-- start of Provided data --
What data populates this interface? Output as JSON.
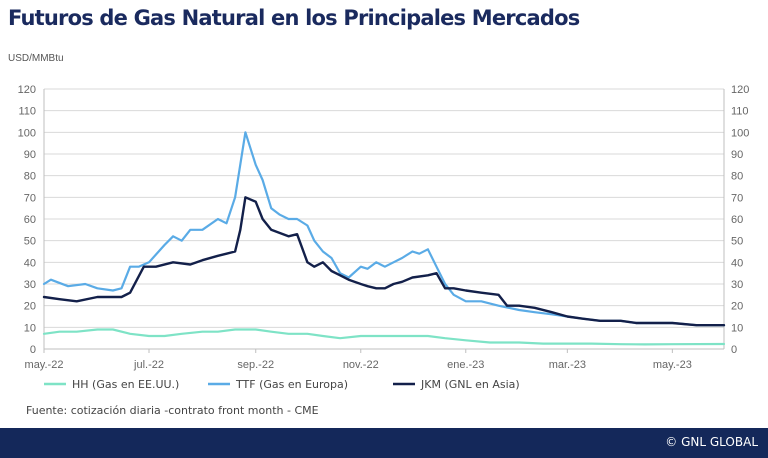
{
  "chart_data": {
    "type": "line",
    "title": "Futuros de Gas Natural en los Principales Mercados",
    "ylabel": "USD/MMBtu",
    "ylim": [
      0,
      120
    ],
    "yticks": [
      "0",
      "10",
      "20",
      "30",
      "40",
      "50",
      "60",
      "70",
      "80",
      "90",
      "100",
      "110",
      "120"
    ],
    "secondary_yticks": [
      "0",
      "10",
      "20",
      "30",
      "40",
      "50",
      "60",
      "70",
      "80",
      "90",
      "100",
      "110",
      "120"
    ],
    "xlim": [
      "2022-05-01",
      "2023-05-31"
    ],
    "xticks": [
      {
        "date": "2022-05-01",
        "label": "may.-22"
      },
      {
        "date": "2022-07-01",
        "label": "jul.-22"
      },
      {
        "date": "2022-09-01",
        "label": "sep.-22"
      },
      {
        "date": "2022-11-01",
        "label": "nov.-22"
      },
      {
        "date": "2023-01-01",
        "label": "ene.-23"
      },
      {
        "date": "2023-03-01",
        "label": "mar.-23"
      },
      {
        "date": "2023-05-01",
        "label": "may.-23"
      }
    ],
    "grid": true,
    "legend_position": "bottom",
    "series": [
      {
        "name": "HH (Gas en EE.UU.)",
        "color": "#7ee3c6",
        "points": [
          [
            "2022-05-01",
            7
          ],
          [
            "2022-05-10",
            8
          ],
          [
            "2022-05-20",
            8
          ],
          [
            "2022-06-01",
            9
          ],
          [
            "2022-06-10",
            9
          ],
          [
            "2022-06-20",
            7
          ],
          [
            "2022-07-01",
            6
          ],
          [
            "2022-07-10",
            6
          ],
          [
            "2022-07-20",
            7
          ],
          [
            "2022-08-01",
            8
          ],
          [
            "2022-08-10",
            8
          ],
          [
            "2022-08-20",
            9
          ],
          [
            "2022-09-01",
            9
          ],
          [
            "2022-09-10",
            8
          ],
          [
            "2022-09-20",
            7
          ],
          [
            "2022-10-01",
            7
          ],
          [
            "2022-10-10",
            6
          ],
          [
            "2022-10-20",
            5
          ],
          [
            "2022-11-01",
            6
          ],
          [
            "2022-11-10",
            6
          ],
          [
            "2022-11-20",
            6
          ],
          [
            "2022-12-01",
            6
          ],
          [
            "2022-12-10",
            6
          ],
          [
            "2022-12-20",
            5
          ],
          [
            "2023-01-01",
            4
          ],
          [
            "2023-01-15",
            3
          ],
          [
            "2023-02-01",
            3
          ],
          [
            "2023-02-15",
            2.5
          ],
          [
            "2023-03-01",
            2.5
          ],
          [
            "2023-03-15",
            2.5
          ],
          [
            "2023-04-01",
            2.2
          ],
          [
            "2023-04-15",
            2.1
          ],
          [
            "2023-05-01",
            2.2
          ],
          [
            "2023-05-31",
            2.3
          ]
        ]
      },
      {
        "name": "TTF (Gas en Europa)",
        "color": "#5aabe6",
        "points": [
          [
            "2022-05-01",
            30
          ],
          [
            "2022-05-05",
            32
          ],
          [
            "2022-05-15",
            29
          ],
          [
            "2022-05-25",
            30
          ],
          [
            "2022-06-01",
            28
          ],
          [
            "2022-06-10",
            27
          ],
          [
            "2022-06-15",
            28
          ],
          [
            "2022-06-20",
            38
          ],
          [
            "2022-06-25",
            38
          ],
          [
            "2022-07-01",
            40
          ],
          [
            "2022-07-10",
            48
          ],
          [
            "2022-07-15",
            52
          ],
          [
            "2022-07-20",
            50
          ],
          [
            "2022-07-25",
            55
          ],
          [
            "2022-08-01",
            55
          ],
          [
            "2022-08-10",
            60
          ],
          [
            "2022-08-15",
            58
          ],
          [
            "2022-08-20",
            70
          ],
          [
            "2022-08-26",
            100
          ],
          [
            "2022-09-01",
            85
          ],
          [
            "2022-09-05",
            78
          ],
          [
            "2022-09-10",
            65
          ],
          [
            "2022-09-15",
            62
          ],
          [
            "2022-09-20",
            60
          ],
          [
            "2022-09-25",
            60
          ],
          [
            "2022-10-01",
            57
          ],
          [
            "2022-10-05",
            50
          ],
          [
            "2022-10-10",
            45
          ],
          [
            "2022-10-15",
            42
          ],
          [
            "2022-10-20",
            35
          ],
          [
            "2022-10-25",
            33
          ],
          [
            "2022-11-01",
            38
          ],
          [
            "2022-11-05",
            37
          ],
          [
            "2022-11-10",
            40
          ],
          [
            "2022-11-15",
            38
          ],
          [
            "2022-11-20",
            40
          ],
          [
            "2022-11-25",
            42
          ],
          [
            "2022-12-01",
            45
          ],
          [
            "2022-12-05",
            44
          ],
          [
            "2022-12-10",
            46
          ],
          [
            "2022-12-15",
            38
          ],
          [
            "2022-12-20",
            30
          ],
          [
            "2022-12-25",
            25
          ],
          [
            "2023-01-01",
            22
          ],
          [
            "2023-01-10",
            22
          ],
          [
            "2023-01-20",
            20
          ],
          [
            "2023-02-01",
            18
          ],
          [
            "2023-02-10",
            17
          ],
          [
            "2023-02-20",
            16
          ],
          [
            "2023-03-01",
            15
          ],
          [
            "2023-03-10",
            14
          ],
          [
            "2023-03-20",
            13
          ],
          [
            "2023-04-01",
            13
          ],
          [
            "2023-04-10",
            12
          ],
          [
            "2023-04-20",
            12
          ],
          [
            "2023-05-01",
            12
          ],
          [
            "2023-05-15",
            11
          ],
          [
            "2023-05-31",
            11
          ]
        ]
      },
      {
        "name": "JKM (GNL en Asia)",
        "color": "#13204a",
        "points": [
          [
            "2022-05-01",
            24
          ],
          [
            "2022-05-10",
            23
          ],
          [
            "2022-05-20",
            22
          ],
          [
            "2022-06-01",
            24
          ],
          [
            "2022-06-15",
            24
          ],
          [
            "2022-06-20",
            26
          ],
          [
            "2022-06-28",
            38
          ],
          [
            "2022-07-05",
            38
          ],
          [
            "2022-07-15",
            40
          ],
          [
            "2022-07-25",
            39
          ],
          [
            "2022-08-01",
            41
          ],
          [
            "2022-08-10",
            43
          ],
          [
            "2022-08-15",
            44
          ],
          [
            "2022-08-20",
            45
          ],
          [
            "2022-08-23",
            55
          ],
          [
            "2022-08-26",
            70
          ],
          [
            "2022-09-01",
            68
          ],
          [
            "2022-09-05",
            60
          ],
          [
            "2022-09-10",
            55
          ],
          [
            "2022-09-20",
            52
          ],
          [
            "2022-09-25",
            53
          ],
          [
            "2022-10-01",
            40
          ],
          [
            "2022-10-05",
            38
          ],
          [
            "2022-10-10",
            40
          ],
          [
            "2022-10-15",
            36
          ],
          [
            "2022-10-20",
            34
          ],
          [
            "2022-10-25",
            32
          ],
          [
            "2022-11-01",
            30
          ],
          [
            "2022-11-05",
            29
          ],
          [
            "2022-11-10",
            28
          ],
          [
            "2022-11-15",
            28
          ],
          [
            "2022-11-20",
            30
          ],
          [
            "2022-11-25",
            31
          ],
          [
            "2022-12-01",
            33
          ],
          [
            "2022-12-10",
            34
          ],
          [
            "2022-12-15",
            35
          ],
          [
            "2022-12-20",
            28
          ],
          [
            "2022-12-25",
            28
          ],
          [
            "2023-01-01",
            27
          ],
          [
            "2023-01-10",
            26
          ],
          [
            "2023-01-20",
            25
          ],
          [
            "2023-01-25",
            20
          ],
          [
            "2023-02-01",
            20
          ],
          [
            "2023-02-10",
            19
          ],
          [
            "2023-02-20",
            17
          ],
          [
            "2023-03-01",
            15
          ],
          [
            "2023-03-10",
            14
          ],
          [
            "2023-03-20",
            13
          ],
          [
            "2023-04-01",
            13
          ],
          [
            "2023-04-10",
            12
          ],
          [
            "2023-04-20",
            12
          ],
          [
            "2023-05-01",
            12
          ],
          [
            "2023-05-15",
            11
          ],
          [
            "2023-05-31",
            11
          ]
        ]
      }
    ],
    "source": "Fuente: cotización diaria -contrato front month - CME"
  },
  "footer": {
    "brand": "© GNL GLOBAL"
  }
}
-- end of Provided data --
The problem: Say how many lines in the listing above include "name". Give nothing but the number.

Correct response: 3